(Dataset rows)
▶

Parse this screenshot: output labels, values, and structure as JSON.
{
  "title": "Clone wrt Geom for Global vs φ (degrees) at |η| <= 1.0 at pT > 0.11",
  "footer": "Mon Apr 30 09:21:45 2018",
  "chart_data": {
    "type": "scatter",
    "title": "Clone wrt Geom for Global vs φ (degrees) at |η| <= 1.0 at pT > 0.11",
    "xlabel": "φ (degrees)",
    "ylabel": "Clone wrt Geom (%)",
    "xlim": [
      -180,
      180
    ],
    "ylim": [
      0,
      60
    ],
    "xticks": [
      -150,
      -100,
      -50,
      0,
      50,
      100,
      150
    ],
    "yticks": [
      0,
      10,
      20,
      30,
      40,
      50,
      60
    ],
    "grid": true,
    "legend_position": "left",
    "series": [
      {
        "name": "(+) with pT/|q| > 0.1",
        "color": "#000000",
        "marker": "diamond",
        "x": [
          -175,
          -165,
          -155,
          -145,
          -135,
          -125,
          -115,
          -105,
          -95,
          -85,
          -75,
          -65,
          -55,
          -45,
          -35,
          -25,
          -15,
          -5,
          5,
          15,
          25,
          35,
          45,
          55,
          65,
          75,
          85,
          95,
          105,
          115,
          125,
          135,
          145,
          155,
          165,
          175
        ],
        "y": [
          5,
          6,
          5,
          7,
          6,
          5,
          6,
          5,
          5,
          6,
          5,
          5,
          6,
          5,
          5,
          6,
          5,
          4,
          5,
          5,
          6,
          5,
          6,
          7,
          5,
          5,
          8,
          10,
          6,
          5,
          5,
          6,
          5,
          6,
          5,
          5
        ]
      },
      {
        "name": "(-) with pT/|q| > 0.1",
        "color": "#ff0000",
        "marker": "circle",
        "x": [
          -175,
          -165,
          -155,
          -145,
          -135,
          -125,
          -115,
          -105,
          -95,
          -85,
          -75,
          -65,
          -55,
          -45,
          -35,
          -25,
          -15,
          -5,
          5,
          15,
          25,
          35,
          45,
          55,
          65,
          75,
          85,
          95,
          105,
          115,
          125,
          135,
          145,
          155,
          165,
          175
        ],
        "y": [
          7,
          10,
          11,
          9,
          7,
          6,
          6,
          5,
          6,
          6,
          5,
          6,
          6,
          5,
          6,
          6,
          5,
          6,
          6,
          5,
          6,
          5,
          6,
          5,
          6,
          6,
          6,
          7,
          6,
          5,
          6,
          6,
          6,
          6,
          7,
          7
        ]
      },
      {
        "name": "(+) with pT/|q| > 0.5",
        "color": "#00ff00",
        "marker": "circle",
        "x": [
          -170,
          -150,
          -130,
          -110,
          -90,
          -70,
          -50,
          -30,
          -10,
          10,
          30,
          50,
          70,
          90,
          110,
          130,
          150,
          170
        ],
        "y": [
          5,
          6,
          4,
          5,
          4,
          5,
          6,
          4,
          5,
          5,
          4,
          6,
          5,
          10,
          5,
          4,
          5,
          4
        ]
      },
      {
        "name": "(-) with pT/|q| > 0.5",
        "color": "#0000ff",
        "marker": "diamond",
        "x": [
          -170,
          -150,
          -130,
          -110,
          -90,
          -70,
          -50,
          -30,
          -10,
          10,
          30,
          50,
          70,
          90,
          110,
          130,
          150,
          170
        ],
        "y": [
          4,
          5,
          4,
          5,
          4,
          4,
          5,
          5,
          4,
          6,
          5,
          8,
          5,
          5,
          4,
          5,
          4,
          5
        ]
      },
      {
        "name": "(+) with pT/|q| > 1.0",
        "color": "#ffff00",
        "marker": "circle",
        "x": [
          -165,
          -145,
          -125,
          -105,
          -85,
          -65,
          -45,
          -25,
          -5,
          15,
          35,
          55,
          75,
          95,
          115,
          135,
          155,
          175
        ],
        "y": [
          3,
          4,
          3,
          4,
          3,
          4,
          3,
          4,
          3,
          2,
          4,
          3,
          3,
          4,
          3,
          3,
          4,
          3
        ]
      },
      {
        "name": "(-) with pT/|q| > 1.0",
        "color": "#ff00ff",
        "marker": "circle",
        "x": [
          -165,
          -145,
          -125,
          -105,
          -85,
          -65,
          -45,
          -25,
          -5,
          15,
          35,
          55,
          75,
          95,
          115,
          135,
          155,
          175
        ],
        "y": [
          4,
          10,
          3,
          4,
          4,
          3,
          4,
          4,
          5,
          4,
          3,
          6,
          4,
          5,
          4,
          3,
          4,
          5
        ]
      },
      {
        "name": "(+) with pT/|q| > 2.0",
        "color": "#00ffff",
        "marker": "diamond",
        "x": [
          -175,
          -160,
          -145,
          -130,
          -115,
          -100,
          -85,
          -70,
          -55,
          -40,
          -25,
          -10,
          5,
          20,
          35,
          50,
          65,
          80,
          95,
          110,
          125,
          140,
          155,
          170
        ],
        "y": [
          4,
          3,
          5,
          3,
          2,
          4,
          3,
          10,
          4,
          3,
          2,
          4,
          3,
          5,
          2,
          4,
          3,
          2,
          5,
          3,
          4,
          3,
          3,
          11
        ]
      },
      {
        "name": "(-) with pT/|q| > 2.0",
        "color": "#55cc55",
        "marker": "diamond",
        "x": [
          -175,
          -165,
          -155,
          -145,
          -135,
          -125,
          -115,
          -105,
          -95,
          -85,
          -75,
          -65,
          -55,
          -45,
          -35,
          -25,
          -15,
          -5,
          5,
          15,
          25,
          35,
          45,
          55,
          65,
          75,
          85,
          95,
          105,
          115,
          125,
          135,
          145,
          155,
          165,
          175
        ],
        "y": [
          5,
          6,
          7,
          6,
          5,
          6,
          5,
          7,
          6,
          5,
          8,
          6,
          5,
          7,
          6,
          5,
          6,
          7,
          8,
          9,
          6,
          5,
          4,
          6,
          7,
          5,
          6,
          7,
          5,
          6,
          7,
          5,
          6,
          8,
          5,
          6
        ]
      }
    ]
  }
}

◀

Count how many lines include the string "title". Nothing but the number is needed.

2